[Dataset rows about figures]

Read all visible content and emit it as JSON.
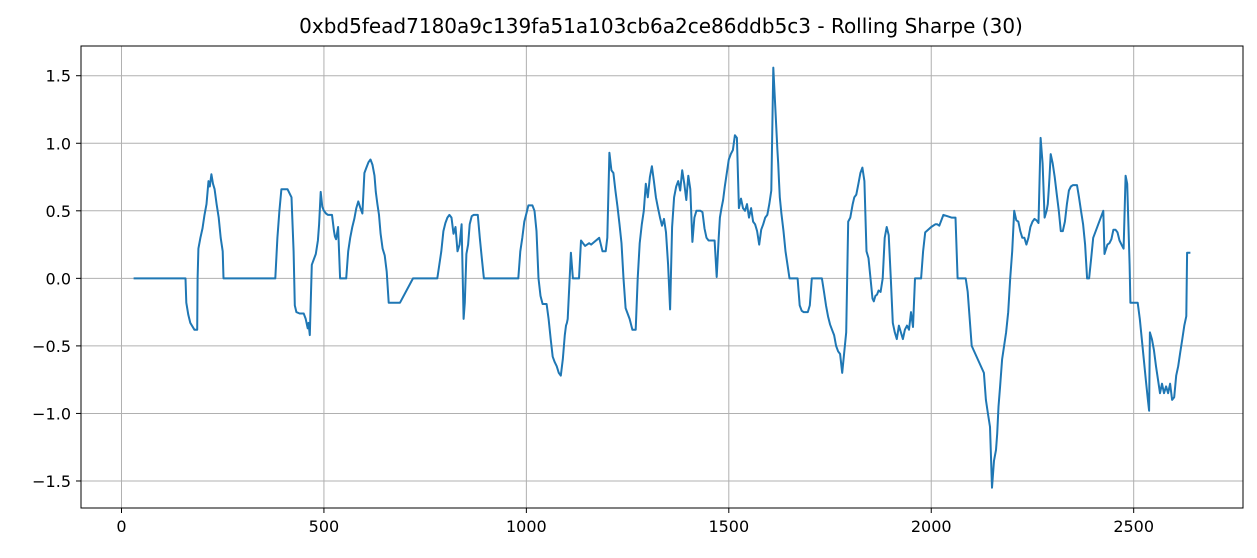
{
  "chart_data": {
    "type": "line",
    "title": "0xbd5fead7180a9c139fa51a103cb6a2ce86ddb5c3 - Rolling Sharpe (30)",
    "xlabel": "",
    "ylabel": "",
    "xlim": [
      -100,
      2770
    ],
    "ylim": [
      -1.7,
      1.72
    ],
    "xticks": [
      0,
      500,
      1000,
      1500,
      2000,
      2500
    ],
    "yticks": [
      -1.5,
      -1.0,
      -0.5,
      0.0,
      0.5,
      1.0,
      1.5
    ],
    "xtick_labels": [
      "0",
      "500",
      "1000",
      "1500",
      "2000",
      "2500"
    ],
    "ytick_labels": [
      "−1.5",
      "−1.0",
      "−0.5",
      "0.0",
      "0.5",
      "1.0",
      "1.5"
    ],
    "grid": true,
    "line_color": "#1f77b4",
    "series": [
      {
        "x": [
          30,
          158,
          160,
          165,
          170,
          180,
          187,
          188,
          190,
          195,
          200,
          205,
          210,
          215,
          218,
          222,
          226,
          230,
          235,
          240,
          245,
          250,
          252,
          255,
          380,
          385,
          390,
          395,
          400,
          410,
          420,
          425,
          428,
          432,
          440,
          445,
          450,
          455,
          460,
          462,
          465,
          470,
          475,
          480,
          485,
          488,
          492,
          496,
          500,
          505,
          510,
          515,
          520,
          525,
          527,
          530,
          535,
          540,
          550,
          555,
          560,
          565,
          570,
          575,
          580,
          585,
          590,
          595,
          600,
          605,
          610,
          615,
          620,
          625,
          628,
          632,
          636,
          640,
          645,
          650,
          655,
          660,
          665,
          670,
          675,
          680,
          685,
          688,
          720,
          730,
          780,
          790,
          795,
          800,
          805,
          810,
          815,
          820,
          825,
          830,
          835,
          840,
          845,
          848,
          852,
          856,
          860,
          865,
          870,
          875,
          880,
          885,
          890,
          895,
          900,
          980,
          985,
          990,
          995,
          1000,
          1005,
          1010,
          1015,
          1020,
          1025,
          1030,
          1035,
          1040,
          1045,
          1050,
          1055,
          1060,
          1065,
          1070,
          1075,
          1080,
          1085,
          1090,
          1095,
          1098,
          1100,
          1102,
          1110,
          1115,
          1118,
          1120,
          1125,
          1130,
          1135,
          1140,
          1145,
          1155,
          1160,
          1180,
          1188,
          1192,
          1196,
          1200,
          1205,
          1210,
          1215,
          1220,
          1225,
          1230,
          1235,
          1240,
          1245,
          1250,
          1255,
          1262,
          1266,
          1270,
          1275,
          1280,
          1285,
          1290,
          1295,
          1300,
          1305,
          1310,
          1315,
          1320,
          1325,
          1330,
          1335,
          1340,
          1345,
          1350,
          1355,
          1360,
          1365,
          1370,
          1375,
          1380,
          1385,
          1390,
          1395,
          1400,
          1405,
          1410,
          1415,
          1420,
          1425,
          1430,
          1435,
          1440,
          1445,
          1450,
          1455,
          1460,
          1465,
          1470,
          1475,
          1478,
          1482,
          1486,
          1490,
          1495,
          1500,
          1505,
          1510,
          1515,
          1520,
          1525,
          1530,
          1535,
          1540,
          1545,
          1550,
          1555,
          1560,
          1565,
          1570,
          1575,
          1580,
          1585,
          1590,
          1595,
          1600,
          1605,
          1610,
          1615,
          1620,
          1622,
          1624,
          1626,
          1630,
          1635,
          1640,
          1645,
          1650,
          1655,
          1660,
          1665,
          1670,
          1675,
          1680,
          1685,
          1690,
          1695,
          1700,
          1705,
          1710,
          1712,
          1715,
          1730,
          1735,
          1740,
          1745,
          1750,
          1755,
          1760,
          1765,
          1770,
          1775,
          1780,
          1785,
          1790,
          1795,
          1800,
          1803,
          1806,
          1810,
          1815,
          1820,
          1825,
          1830,
          1835,
          1840,
          1845,
          1850,
          1855,
          1858,
          1862,
          1866,
          1870,
          1875,
          1880,
          1885,
          1890,
          1895,
          1900,
          1905,
          1910,
          1915,
          1920,
          1925,
          1930,
          1935,
          1940,
          1945,
          1950,
          1955,
          1960,
          1965,
          1970,
          1975,
          1980,
          1985,
          2000,
          2010,
          2015,
          2020,
          2030,
          2040,
          2050,
          2060,
          2065,
          2070,
          2080,
          2085,
          2090,
          2095,
          2100,
          2130,
          2135,
          2140,
          2145,
          2150,
          2155,
          2160,
          2163,
          2166,
          2170,
          2175,
          2180,
          2185,
          2190,
          2195,
          2200,
          2205,
          2210,
          2215,
          2220,
          2225,
          2230,
          2235,
          2240,
          2245,
          2250,
          2255,
          2260,
          2265,
          2270,
          2275,
          2280,
          2285,
          2288,
          2290,
          2292,
          2295,
          2300,
          2305,
          2310,
          2315,
          2320,
          2325,
          2330,
          2335,
          2340,
          2345,
          2350,
          2355,
          2360,
          2365,
          2370,
          2375,
          2380,
          2385,
          2390,
          2395,
          2400,
          2425,
          2428,
          2430,
          2432,
          2435,
          2440,
          2445,
          2450,
          2455,
          2460,
          2465,
          2470,
          2475,
          2480,
          2484,
          2486,
          2488,
          2490,
          2492,
          2495,
          2500,
          2505,
          2510,
          2515,
          2520,
          2525,
          2530,
          2535,
          2538,
          2540,
          2545,
          2550,
          2555,
          2560,
          2565,
          2570,
          2575,
          2580,
          2585,
          2590,
          2595,
          2600,
          2605,
          2610,
          2615,
          2620,
          2625,
          2630,
          2632,
          2635,
          2640
        ],
        "y": [
          0.0,
          0.0,
          -0.18,
          -0.27,
          -0.33,
          -0.38,
          -0.38,
          0.0,
          0.22,
          0.3,
          0.37,
          0.47,
          0.55,
          0.72,
          0.68,
          0.77,
          0.7,
          0.66,
          0.55,
          0.45,
          0.3,
          0.2,
          0.0,
          0.0,
          0.0,
          0.3,
          0.5,
          0.66,
          0.66,
          0.66,
          0.6,
          0.2,
          -0.2,
          -0.25,
          -0.26,
          -0.26,
          -0.26,
          -0.3,
          -0.37,
          -0.33,
          -0.42,
          0.1,
          0.14,
          0.18,
          0.28,
          0.4,
          0.64,
          0.53,
          0.5,
          0.48,
          0.47,
          0.47,
          0.47,
          0.35,
          0.31,
          0.29,
          0.38,
          0.0,
          0.0,
          0.0,
          0.2,
          0.3,
          0.38,
          0.44,
          0.52,
          0.57,
          0.52,
          0.48,
          0.78,
          0.82,
          0.86,
          0.88,
          0.84,
          0.76,
          0.64,
          0.55,
          0.47,
          0.33,
          0.22,
          0.17,
          0.05,
          -0.18,
          -0.18,
          -0.18,
          -0.18,
          -0.18,
          -0.18,
          -0.18,
          0.0,
          0.0,
          0.0,
          0.2,
          0.35,
          0.41,
          0.45,
          0.47,
          0.45,
          0.33,
          0.38,
          0.2,
          0.25,
          0.4,
          -0.3,
          -0.18,
          0.18,
          0.25,
          0.4,
          0.46,
          0.47,
          0.47,
          0.47,
          0.3,
          0.15,
          0.0,
          0.0,
          0.0,
          0.2,
          0.3,
          0.42,
          0.48,
          0.54,
          0.54,
          0.54,
          0.5,
          0.35,
          0.0,
          -0.13,
          -0.19,
          -0.19,
          -0.19,
          -0.3,
          -0.45,
          -0.58,
          -0.62,
          -0.65,
          -0.7,
          -0.72,
          -0.6,
          -0.42,
          -0.35,
          -0.33,
          -0.3,
          0.19,
          0.0,
          0.0,
          0.0,
          0.0,
          0.0,
          0.28,
          0.26,
          0.24,
          0.26,
          0.25,
          0.3,
          0.2,
          0.2,
          0.2,
          0.3,
          0.93,
          0.8,
          0.78,
          0.65,
          0.53,
          0.4,
          0.26,
          0.0,
          -0.22,
          -0.26,
          -0.3,
          -0.38,
          -0.38,
          -0.38,
          0.0,
          0.26,
          0.4,
          0.5,
          0.7,
          0.6,
          0.75,
          0.83,
          0.72,
          0.6,
          0.52,
          0.45,
          0.39,
          0.44,
          0.34,
          0.1,
          -0.23,
          0.38,
          0.6,
          0.68,
          0.72,
          0.65,
          0.8,
          0.7,
          0.58,
          0.76,
          0.66,
          0.27,
          0.45,
          0.5,
          0.5,
          0.5,
          0.49,
          0.37,
          0.3,
          0.28,
          0.28,
          0.28,
          0.28,
          0.01,
          0.3,
          0.45,
          0.52,
          0.58,
          0.68,
          0.78,
          0.88,
          0.92,
          0.95,
          1.06,
          1.04,
          0.52,
          0.59,
          0.52,
          0.5,
          0.55,
          0.45,
          0.52,
          0.42,
          0.4,
          0.35,
          0.25,
          0.36,
          0.4,
          0.45,
          0.47,
          0.55,
          0.65,
          1.56,
          1.25,
          0.95,
          0.85,
          0.72,
          0.6,
          0.48,
          0.35,
          0.2,
          0.1,
          0.0,
          0.0,
          0.0,
          0.0,
          0.0,
          -0.2,
          -0.24,
          -0.25,
          -0.25,
          -0.25,
          -0.2,
          0.0,
          0.0,
          0.0,
          0.0,
          0.0,
          -0.1,
          -0.2,
          -0.28,
          -0.34,
          -0.38,
          -0.42,
          -0.5,
          -0.54,
          -0.56,
          -0.7,
          -0.55,
          -0.4,
          0.42,
          0.45,
          0.5,
          0.55,
          0.6,
          0.62,
          0.7,
          0.78,
          0.82,
          0.72,
          0.2,
          0.15,
          0.0,
          -0.15,
          -0.17,
          -0.13,
          -0.12,
          -0.09,
          -0.1,
          0.0,
          0.3,
          0.38,
          0.32,
          0.0,
          -0.33,
          -0.4,
          -0.45,
          -0.35,
          -0.4,
          -0.45,
          -0.38,
          -0.35,
          -0.38,
          -0.25,
          -0.36,
          0.0,
          0.0,
          0.0,
          0.0,
          0.2,
          0.34,
          0.38,
          0.4,
          0.4,
          0.39,
          0.47,
          0.46,
          0.45,
          0.45,
          0.0,
          0.0,
          0.0,
          0.0,
          -0.1,
          -0.3,
          -0.5,
          -0.7,
          -0.9,
          -1.0,
          -1.1,
          -1.55,
          -1.35,
          -1.27,
          -1.15,
          -0.95,
          -0.8,
          -0.6,
          -0.5,
          -0.4,
          -0.25,
          0.0,
          0.2,
          0.5,
          0.43,
          0.42,
          0.35,
          0.3,
          0.3,
          0.25,
          0.3,
          0.38,
          0.42,
          0.44,
          0.43,
          0.41,
          1.04,
          0.85,
          0.45,
          0.5,
          0.55,
          0.65,
          0.75,
          0.92,
          0.85,
          0.75,
          0.62,
          0.5,
          0.35,
          0.35,
          0.42,
          0.55,
          0.65,
          0.68,
          0.69,
          0.69,
          0.69,
          0.6,
          0.5,
          0.4,
          0.25,
          0.0,
          0.0,
          0.15,
          0.3,
          0.5,
          0.18,
          0.2,
          0.22,
          0.25,
          0.26,
          0.29,
          0.36,
          0.36,
          0.34,
          0.28,
          0.25,
          0.22,
          0.76,
          0.7,
          0.5,
          0.3,
          0.1,
          -0.18,
          -0.18,
          -0.18,
          -0.18,
          -0.18,
          -0.3,
          -0.45,
          -0.6,
          -0.75,
          -0.9,
          -0.98,
          -0.4,
          -0.45,
          -0.53,
          -0.65,
          -0.75,
          -0.85,
          -0.78,
          -0.85,
          -0.8,
          -0.85,
          -0.78,
          -0.9,
          -0.88,
          -0.72,
          -0.65,
          -0.55,
          -0.45,
          -0.35,
          -0.28,
          0.19,
          0.19,
          0.19
        ]
      }
    ]
  }
}
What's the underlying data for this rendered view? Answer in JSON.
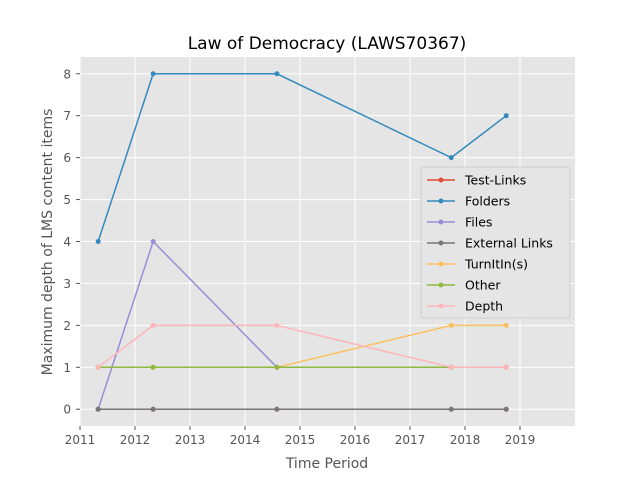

= STATED PROBLEM =
Find the word "JSON" in the material, then list each line that holds it.

= FINAL ANSWER =
Read all visible content and emit it as JSON.
What's the underlying data for this rendered view? Answer in JSON.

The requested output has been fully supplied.